- **Records to process**
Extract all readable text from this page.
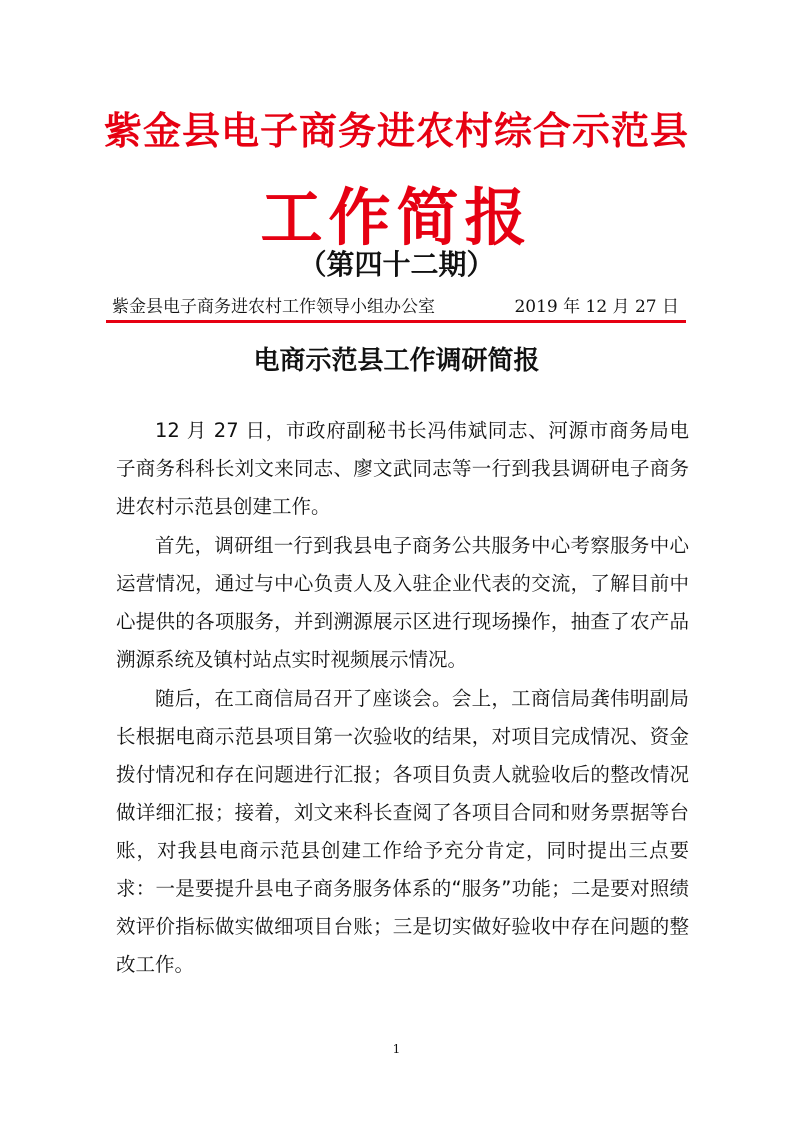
紫金县电子商务进农村综合示范县
工作简报
（第四十二期）
紫金县电子商务进农村工作领导小组办公室	2019 年 12 月 27 日
电商示范县工作调研简报

12 月 27 日，市政府副秘书长冯伟斌同志、河源市商务局电子商务科科长刘文来同志、廖文武同志等一行到我县调研电子商务进农村示范县创建工作。

首先，调研组一行到我县电子商务公共服务中心考察服务中心运营情况，通过与中心负责人及入驻企业代表的交流，了解目前中心提供的各项服务，并到溯源展示区进行现场操作，抽查了农产品溯源系统及镇村站点实时视频展示情况。

随后，在工商信局召开了座谈会。会上，工商信局龚伟明副局长根据电商示范县项目第一次验收的结果，对项目完成情况、资金拨付情况和存在问题进行汇报；各项目负责人就验收后的整改情况做详细汇报；接着，刘文来科长查阅了各项目合同和财务票据等台账，对我县电商示范县创建工作给予充分肯定，同时提出三点要求：一是要提升县电子商务服务体系的“服务”功能；二是要对照绩效评价指标做实做细项目台账；三是切实做好验收中存在问题的整改工作。

1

- **Work to complete**
Repeat the listing in full and exactly. Do not include any images.

- **Completed exercise**
Extract all readable text from this page.
紫金县电子商务进农村综合示范县
工作简报
（第四十二期）
紫金县电子商务进农村工作领导小组办公室	2019 年 12 月 27 日
电商示范县工作调研简报

12 月 27 日，市政府副秘书长冯伟斌同志、河源市商务局电子商务科科长刘文来同志、廖文武同志等一行到我县调研电子商务进农村示范县创建工作。

首先，调研组一行到我县电子商务公共服务中心考察服务中心运营情况，通过与中心负责人及入驻企业代表的交流，了解目前中心提供的各项服务，并到溯源展示区进行现场操作，抽查了农产品溯源系统及镇村站点实时视频展示情况。

随后，在工商信局召开了座谈会。会上，工商信局龚伟明副局长根据电商示范县项目第一次验收的结果，对项目完成情况、资金拨付情况和存在问题进行汇报；各项目负责人就验收后的整改情况做详细汇报；接着，刘文来科长查阅了各项目合同和财务票据等台账，对我县电商示范县创建工作给予充分肯定，同时提出三点要求：一是要提升县电子商务服务体系的“服务”功能；二是要对照绩效评价指标做实做细项目台账；三是切实做好验收中存在问题的整改工作。

1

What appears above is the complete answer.